> Problem to work on
In the listing below, pick out lines with "Indian".

(Recorded data)
# # # # #

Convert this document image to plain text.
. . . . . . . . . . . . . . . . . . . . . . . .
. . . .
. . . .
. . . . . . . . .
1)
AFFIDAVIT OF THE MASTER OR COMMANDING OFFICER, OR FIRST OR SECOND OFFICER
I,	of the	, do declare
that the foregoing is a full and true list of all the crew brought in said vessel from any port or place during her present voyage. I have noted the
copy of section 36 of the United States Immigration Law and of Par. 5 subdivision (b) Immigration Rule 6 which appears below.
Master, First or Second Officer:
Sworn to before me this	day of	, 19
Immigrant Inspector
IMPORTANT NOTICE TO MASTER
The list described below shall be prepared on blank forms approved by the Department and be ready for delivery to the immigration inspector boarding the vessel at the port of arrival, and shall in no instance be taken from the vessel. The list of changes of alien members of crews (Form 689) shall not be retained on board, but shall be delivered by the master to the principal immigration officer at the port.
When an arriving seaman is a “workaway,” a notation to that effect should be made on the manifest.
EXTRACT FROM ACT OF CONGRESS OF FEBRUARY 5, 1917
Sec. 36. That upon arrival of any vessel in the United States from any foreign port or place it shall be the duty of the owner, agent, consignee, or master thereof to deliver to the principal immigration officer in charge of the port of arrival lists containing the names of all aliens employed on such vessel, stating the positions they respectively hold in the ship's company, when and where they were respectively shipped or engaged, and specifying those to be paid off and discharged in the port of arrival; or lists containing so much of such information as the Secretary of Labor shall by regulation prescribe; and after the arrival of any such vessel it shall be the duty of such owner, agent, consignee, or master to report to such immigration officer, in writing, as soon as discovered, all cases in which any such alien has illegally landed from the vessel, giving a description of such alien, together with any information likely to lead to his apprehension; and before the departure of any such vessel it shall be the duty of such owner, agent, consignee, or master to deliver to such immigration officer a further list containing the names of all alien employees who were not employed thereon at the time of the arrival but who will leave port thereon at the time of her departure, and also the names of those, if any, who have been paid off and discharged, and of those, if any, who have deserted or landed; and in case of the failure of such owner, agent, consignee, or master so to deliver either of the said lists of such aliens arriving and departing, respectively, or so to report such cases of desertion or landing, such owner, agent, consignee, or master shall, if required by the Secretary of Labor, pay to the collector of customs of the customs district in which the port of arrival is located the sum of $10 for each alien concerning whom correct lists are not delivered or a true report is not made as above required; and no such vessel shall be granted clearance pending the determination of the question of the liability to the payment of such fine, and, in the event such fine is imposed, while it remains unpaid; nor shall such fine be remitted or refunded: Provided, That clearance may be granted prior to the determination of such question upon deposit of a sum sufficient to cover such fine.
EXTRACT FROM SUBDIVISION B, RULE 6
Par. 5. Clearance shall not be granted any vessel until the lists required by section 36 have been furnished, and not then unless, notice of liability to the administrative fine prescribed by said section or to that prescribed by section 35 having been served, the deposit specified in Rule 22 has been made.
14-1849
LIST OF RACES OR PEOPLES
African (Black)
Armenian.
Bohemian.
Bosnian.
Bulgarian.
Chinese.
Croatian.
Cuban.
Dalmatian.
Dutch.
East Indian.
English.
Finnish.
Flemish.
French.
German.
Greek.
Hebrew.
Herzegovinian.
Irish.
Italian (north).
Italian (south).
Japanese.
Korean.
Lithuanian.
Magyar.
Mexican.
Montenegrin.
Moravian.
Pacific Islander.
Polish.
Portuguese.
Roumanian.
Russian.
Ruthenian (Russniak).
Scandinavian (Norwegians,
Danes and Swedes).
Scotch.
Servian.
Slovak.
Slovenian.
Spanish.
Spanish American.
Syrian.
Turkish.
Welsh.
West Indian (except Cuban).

# # # # #

> Result for this task
East Indian.
West Indian (except Cuban).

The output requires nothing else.